[Problem statement]:
Quote the line containing "Give me a plain-text" and all lines that follow it in the listing below, exactly as written.

[Exercise inputs]:
-- begin --

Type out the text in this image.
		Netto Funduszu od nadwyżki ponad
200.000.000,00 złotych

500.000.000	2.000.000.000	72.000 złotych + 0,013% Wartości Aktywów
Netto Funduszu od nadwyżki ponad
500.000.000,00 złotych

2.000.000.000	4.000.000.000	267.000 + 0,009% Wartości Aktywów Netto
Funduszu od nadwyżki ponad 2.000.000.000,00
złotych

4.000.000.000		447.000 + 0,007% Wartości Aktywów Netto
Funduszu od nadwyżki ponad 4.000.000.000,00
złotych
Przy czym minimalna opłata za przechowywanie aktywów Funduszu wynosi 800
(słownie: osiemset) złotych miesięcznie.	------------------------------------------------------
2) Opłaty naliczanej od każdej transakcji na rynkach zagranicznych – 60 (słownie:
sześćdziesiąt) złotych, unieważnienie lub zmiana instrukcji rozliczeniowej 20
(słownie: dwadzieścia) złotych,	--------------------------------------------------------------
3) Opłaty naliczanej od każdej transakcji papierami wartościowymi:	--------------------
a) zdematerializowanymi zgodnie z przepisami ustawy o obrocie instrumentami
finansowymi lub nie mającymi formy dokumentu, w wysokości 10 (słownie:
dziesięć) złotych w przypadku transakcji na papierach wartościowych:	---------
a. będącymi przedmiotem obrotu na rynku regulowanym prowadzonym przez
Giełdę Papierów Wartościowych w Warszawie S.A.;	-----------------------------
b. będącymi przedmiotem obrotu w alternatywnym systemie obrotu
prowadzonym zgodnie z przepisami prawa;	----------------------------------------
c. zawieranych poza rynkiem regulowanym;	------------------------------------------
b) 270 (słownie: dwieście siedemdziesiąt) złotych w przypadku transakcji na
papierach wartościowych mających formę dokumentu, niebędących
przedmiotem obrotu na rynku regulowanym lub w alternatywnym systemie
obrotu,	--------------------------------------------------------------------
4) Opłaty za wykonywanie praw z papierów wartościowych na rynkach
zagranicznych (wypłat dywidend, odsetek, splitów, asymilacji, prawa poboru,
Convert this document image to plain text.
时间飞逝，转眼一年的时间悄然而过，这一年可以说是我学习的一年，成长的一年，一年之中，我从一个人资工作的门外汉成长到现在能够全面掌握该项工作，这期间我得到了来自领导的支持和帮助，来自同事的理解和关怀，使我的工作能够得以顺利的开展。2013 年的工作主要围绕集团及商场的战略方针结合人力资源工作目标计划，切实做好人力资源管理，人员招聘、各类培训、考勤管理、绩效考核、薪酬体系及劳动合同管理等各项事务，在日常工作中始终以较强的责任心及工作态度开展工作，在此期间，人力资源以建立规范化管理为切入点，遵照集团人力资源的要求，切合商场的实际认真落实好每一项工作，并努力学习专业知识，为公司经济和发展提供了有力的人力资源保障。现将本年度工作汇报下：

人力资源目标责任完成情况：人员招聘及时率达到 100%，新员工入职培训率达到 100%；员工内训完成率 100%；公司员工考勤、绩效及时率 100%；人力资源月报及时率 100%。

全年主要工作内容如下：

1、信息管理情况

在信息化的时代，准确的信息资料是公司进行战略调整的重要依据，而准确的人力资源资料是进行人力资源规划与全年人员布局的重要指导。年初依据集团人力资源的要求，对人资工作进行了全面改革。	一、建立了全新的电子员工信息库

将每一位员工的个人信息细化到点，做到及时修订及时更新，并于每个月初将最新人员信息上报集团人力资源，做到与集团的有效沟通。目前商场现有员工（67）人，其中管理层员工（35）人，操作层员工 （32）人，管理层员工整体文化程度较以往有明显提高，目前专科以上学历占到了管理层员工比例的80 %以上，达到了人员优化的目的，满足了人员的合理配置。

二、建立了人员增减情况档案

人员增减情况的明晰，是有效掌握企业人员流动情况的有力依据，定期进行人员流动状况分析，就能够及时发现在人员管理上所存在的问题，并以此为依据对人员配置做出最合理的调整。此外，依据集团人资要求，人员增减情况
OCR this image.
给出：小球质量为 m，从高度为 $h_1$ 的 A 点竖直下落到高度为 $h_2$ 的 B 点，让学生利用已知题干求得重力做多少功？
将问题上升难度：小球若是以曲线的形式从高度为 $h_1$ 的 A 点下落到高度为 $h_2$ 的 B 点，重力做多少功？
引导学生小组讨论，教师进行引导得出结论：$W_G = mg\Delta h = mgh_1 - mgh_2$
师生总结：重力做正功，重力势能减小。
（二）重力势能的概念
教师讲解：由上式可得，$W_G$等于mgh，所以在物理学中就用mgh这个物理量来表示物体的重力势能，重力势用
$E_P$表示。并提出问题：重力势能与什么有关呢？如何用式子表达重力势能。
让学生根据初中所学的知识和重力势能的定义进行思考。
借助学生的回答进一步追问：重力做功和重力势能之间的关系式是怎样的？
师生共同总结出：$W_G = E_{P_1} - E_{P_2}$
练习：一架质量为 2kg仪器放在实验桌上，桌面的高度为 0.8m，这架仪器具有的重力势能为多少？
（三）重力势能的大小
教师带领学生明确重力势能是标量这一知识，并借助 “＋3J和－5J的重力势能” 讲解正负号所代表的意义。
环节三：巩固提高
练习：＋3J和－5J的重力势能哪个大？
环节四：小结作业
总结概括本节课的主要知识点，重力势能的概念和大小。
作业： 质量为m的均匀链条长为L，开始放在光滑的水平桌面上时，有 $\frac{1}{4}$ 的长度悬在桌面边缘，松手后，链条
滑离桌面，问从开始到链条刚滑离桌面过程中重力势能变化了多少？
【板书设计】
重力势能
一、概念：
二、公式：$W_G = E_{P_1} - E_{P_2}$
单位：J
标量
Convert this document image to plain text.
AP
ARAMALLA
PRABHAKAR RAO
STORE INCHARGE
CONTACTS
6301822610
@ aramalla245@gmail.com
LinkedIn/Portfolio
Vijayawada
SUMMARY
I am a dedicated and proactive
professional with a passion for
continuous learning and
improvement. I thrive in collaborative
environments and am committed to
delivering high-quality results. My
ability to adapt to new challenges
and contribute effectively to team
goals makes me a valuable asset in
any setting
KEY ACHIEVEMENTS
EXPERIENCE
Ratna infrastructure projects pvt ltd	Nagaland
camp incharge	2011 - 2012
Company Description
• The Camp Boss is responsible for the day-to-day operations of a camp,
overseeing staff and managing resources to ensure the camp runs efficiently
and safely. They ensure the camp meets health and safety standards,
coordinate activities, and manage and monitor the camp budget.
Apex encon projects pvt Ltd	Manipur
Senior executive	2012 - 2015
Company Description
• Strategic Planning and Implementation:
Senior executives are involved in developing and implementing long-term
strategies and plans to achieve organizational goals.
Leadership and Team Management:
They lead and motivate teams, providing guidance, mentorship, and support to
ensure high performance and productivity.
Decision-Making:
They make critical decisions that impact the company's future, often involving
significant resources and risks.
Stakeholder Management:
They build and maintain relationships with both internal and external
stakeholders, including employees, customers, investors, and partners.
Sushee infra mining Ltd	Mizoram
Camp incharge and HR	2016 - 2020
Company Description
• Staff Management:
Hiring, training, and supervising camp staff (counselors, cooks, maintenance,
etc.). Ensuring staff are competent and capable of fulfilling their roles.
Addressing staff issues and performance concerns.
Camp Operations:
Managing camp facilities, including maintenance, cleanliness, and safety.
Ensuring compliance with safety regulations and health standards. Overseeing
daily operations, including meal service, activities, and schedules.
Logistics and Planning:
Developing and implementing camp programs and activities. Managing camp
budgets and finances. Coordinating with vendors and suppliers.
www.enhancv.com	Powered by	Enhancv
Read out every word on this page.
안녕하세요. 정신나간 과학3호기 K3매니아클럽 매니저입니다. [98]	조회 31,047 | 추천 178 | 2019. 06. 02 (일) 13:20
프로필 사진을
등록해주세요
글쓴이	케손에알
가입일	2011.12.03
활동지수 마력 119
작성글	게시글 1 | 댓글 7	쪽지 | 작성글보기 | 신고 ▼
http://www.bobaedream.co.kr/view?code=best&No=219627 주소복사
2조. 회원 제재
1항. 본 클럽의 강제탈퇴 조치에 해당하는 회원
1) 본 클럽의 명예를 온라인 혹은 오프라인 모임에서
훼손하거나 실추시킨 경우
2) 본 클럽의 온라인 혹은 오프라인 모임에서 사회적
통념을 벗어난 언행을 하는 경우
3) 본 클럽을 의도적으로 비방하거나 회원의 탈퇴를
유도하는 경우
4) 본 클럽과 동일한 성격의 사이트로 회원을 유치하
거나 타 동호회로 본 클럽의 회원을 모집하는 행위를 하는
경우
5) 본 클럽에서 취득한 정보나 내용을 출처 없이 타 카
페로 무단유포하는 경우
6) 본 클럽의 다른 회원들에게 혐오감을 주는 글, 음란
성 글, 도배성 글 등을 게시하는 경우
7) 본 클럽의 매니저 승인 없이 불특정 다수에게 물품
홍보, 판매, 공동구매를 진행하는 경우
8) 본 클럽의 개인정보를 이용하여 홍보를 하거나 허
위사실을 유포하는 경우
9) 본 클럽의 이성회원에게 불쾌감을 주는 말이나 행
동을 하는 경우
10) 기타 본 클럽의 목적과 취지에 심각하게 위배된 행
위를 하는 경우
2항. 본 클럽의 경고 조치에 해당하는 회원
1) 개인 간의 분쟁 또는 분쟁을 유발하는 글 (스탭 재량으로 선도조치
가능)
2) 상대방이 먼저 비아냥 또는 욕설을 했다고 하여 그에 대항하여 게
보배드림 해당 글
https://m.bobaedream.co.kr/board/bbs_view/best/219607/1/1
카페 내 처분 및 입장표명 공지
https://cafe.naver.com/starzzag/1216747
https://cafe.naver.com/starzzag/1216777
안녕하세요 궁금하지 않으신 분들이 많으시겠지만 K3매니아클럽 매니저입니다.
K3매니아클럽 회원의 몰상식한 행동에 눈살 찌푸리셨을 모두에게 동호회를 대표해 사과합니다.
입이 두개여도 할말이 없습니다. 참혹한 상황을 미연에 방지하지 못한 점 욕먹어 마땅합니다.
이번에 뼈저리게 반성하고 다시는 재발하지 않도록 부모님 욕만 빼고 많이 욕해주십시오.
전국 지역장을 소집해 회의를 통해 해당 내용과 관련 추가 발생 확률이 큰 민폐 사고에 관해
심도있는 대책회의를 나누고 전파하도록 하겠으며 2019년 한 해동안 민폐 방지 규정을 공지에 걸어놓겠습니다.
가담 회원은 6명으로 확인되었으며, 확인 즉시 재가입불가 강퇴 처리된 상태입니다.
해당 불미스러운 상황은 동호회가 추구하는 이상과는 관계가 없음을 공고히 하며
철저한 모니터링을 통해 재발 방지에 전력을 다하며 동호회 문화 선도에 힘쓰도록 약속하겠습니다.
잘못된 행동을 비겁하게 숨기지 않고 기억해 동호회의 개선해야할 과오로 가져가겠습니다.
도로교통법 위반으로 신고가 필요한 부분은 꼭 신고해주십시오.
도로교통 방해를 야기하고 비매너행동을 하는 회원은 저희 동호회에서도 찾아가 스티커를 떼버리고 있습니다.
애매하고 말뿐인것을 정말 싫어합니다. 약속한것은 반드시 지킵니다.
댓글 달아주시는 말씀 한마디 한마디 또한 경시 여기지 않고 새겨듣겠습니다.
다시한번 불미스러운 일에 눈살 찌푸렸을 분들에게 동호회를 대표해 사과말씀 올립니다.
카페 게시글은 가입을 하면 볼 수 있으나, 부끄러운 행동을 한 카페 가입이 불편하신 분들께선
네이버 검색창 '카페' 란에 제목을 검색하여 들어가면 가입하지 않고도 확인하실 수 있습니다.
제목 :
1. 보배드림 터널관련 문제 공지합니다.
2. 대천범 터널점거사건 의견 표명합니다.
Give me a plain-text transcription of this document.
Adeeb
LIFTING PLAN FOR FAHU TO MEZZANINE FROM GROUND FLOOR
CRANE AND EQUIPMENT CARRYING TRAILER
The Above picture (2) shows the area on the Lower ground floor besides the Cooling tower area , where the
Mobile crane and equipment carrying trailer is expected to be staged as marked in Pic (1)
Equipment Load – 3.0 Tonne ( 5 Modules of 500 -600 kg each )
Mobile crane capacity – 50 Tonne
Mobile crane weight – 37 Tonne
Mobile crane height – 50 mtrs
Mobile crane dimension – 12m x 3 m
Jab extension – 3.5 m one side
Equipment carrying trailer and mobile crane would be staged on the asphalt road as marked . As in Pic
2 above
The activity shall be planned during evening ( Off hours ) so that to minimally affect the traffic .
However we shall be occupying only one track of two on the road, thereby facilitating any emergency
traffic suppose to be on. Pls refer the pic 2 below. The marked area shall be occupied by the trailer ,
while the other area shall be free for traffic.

-- end --

[Solution to this problem]:
Give me a plain-text transcription of this document.
Adeeb
LIFTING PLAN FOR FAHU TO MEZZANINE FROM GROUND FLOOR
CRANE AND EQUIPMENT CARRYING TRAILER
The Above picture (2) shows the area on the Lower ground floor besides the Cooling tower area , where the
Mobile crane and equipment carrying trailer is expected to be staged as marked in Pic (1)
Equipment Load – 3.0 Tonne ( 5 Modules of 500 -600 kg each )
Mobile crane capacity – 50 Tonne
Mobile crane weight – 37 Tonne
Mobile crane height – 50 mtrs
Mobile crane dimension – 12m x 3 m
Jab extension – 3.5 m one side
Equipment carrying trailer and mobile crane would be staged on the asphalt road as marked . As in Pic
2 above
The activity shall be planned during evening ( Off hours ) so that to minimally affect the traffic .
However we shall be occupying only one track of two on the road, thereby facilitating any emergency
traffic suppose to be on. Pls refer the pic 2 below. The marked area shall be occupied by the trailer ,
while the other area shall be free for traffic.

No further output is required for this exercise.